Task instructions> Copy every line that holds "ngoài".

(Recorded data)

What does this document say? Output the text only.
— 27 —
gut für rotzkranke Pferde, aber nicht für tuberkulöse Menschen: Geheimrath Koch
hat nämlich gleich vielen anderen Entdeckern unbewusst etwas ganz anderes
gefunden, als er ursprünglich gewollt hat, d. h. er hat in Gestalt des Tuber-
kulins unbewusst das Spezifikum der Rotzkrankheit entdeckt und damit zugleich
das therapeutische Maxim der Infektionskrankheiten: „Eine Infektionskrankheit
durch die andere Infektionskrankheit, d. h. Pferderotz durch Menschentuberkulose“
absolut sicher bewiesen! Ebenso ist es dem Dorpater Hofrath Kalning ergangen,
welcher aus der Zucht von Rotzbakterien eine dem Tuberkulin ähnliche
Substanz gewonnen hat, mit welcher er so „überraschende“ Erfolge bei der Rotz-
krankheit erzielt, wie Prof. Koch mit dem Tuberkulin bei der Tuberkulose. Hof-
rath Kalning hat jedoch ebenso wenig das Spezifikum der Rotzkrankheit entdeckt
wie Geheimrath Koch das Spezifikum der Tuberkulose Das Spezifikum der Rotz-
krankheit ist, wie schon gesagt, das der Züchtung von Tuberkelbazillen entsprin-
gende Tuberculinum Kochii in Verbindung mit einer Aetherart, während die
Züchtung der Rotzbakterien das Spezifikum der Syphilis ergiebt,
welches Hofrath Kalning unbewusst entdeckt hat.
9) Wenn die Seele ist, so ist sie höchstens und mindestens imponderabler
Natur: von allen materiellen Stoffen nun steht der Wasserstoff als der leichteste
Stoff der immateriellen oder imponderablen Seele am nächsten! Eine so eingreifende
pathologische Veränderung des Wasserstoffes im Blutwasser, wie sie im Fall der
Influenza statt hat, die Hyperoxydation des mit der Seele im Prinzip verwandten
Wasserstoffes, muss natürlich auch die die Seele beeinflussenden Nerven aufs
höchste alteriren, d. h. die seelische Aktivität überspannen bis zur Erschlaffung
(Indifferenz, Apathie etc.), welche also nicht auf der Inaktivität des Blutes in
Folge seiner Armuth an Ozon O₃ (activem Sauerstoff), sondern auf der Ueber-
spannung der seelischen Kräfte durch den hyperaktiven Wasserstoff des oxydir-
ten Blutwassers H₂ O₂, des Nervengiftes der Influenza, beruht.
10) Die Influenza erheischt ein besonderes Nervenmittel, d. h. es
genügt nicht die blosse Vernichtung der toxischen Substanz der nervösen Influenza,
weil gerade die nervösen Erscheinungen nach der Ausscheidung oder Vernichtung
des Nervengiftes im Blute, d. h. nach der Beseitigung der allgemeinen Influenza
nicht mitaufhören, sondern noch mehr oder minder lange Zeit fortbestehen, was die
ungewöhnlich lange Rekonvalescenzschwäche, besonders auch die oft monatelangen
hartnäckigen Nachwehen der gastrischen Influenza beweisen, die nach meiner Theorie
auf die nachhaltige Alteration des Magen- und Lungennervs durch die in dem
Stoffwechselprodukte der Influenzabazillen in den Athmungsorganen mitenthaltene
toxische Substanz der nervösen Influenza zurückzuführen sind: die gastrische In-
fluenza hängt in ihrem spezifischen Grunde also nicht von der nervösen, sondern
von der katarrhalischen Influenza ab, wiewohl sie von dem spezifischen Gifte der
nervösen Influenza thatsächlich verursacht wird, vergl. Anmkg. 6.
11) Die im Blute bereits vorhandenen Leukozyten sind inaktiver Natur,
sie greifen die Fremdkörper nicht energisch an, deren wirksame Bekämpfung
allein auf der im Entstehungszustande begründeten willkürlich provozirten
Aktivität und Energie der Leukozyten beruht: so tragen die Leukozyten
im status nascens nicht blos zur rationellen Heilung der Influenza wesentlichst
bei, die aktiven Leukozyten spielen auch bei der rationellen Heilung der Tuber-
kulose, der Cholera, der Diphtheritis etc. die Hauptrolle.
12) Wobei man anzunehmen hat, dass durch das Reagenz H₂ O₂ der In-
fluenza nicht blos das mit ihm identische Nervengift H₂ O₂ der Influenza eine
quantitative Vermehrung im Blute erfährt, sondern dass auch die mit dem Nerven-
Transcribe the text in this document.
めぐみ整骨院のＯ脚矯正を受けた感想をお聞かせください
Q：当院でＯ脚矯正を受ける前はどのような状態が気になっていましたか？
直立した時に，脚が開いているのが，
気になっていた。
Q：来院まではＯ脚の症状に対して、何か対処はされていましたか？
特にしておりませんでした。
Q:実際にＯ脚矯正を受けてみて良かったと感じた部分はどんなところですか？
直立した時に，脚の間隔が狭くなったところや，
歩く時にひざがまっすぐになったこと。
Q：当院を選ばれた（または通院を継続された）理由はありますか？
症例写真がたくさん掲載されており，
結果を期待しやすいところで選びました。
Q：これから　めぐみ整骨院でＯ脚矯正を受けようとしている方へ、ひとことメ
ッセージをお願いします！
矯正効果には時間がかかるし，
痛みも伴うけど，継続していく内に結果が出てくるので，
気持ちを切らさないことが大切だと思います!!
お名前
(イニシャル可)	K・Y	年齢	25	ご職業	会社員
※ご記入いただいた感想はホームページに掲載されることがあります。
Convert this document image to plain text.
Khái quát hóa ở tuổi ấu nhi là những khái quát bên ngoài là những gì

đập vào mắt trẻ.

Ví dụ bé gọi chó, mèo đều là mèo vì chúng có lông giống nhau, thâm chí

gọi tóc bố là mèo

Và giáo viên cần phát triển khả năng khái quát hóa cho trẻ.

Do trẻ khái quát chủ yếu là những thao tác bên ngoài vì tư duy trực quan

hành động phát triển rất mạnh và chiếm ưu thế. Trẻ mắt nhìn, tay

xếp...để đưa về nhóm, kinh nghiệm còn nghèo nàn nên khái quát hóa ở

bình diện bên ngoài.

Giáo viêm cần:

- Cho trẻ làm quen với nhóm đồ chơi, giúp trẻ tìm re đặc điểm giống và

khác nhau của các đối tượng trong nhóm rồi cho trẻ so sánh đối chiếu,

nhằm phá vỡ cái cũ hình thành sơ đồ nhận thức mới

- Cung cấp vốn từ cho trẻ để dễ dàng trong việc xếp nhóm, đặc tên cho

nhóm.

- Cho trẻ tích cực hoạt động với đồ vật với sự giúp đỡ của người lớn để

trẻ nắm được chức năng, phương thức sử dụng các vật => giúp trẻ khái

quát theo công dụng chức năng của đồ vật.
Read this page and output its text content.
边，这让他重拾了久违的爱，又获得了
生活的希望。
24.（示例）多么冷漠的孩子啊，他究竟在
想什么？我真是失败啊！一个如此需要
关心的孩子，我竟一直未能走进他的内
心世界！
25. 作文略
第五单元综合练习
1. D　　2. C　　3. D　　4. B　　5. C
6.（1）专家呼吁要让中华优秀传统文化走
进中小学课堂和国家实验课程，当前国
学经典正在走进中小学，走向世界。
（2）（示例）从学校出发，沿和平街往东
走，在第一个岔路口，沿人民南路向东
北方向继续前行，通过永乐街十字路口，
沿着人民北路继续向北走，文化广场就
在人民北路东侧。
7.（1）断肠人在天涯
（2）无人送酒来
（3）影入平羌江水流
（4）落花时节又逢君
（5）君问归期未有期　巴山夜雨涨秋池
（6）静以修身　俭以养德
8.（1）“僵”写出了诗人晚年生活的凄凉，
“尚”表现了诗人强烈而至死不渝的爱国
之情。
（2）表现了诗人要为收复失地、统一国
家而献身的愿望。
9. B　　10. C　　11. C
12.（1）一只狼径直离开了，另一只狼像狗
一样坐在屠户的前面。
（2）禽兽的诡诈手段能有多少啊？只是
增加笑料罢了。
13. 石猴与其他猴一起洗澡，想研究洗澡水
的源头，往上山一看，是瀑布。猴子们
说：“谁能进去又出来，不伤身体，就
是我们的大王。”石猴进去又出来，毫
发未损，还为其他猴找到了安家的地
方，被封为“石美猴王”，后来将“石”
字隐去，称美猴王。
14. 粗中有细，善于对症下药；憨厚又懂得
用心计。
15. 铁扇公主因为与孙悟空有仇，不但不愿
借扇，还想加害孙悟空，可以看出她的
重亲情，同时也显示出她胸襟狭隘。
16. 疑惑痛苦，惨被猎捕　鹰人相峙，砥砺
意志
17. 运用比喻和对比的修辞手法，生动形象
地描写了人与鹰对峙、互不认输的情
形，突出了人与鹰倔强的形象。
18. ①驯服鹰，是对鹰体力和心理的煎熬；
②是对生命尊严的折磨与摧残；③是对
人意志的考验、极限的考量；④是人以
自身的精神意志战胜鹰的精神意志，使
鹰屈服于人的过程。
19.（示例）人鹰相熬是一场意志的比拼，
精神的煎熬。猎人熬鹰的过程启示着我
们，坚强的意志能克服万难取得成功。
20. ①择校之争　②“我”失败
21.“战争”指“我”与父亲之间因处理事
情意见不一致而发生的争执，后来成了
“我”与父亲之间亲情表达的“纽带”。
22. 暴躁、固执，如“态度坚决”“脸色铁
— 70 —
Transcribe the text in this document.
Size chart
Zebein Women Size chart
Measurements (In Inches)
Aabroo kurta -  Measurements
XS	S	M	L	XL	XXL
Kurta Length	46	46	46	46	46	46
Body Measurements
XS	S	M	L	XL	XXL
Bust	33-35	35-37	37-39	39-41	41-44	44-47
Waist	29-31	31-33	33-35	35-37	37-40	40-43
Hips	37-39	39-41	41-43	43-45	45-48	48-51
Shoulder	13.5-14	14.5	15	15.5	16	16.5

Result>
Khái quát hóa ở tuổi ấu nhi là những khái quát bên ngoài là những gì
Do trẻ khái quát chủ yếu là những thao tác bên ngoài vì tư duy trực quan
bình diện bên ngoài.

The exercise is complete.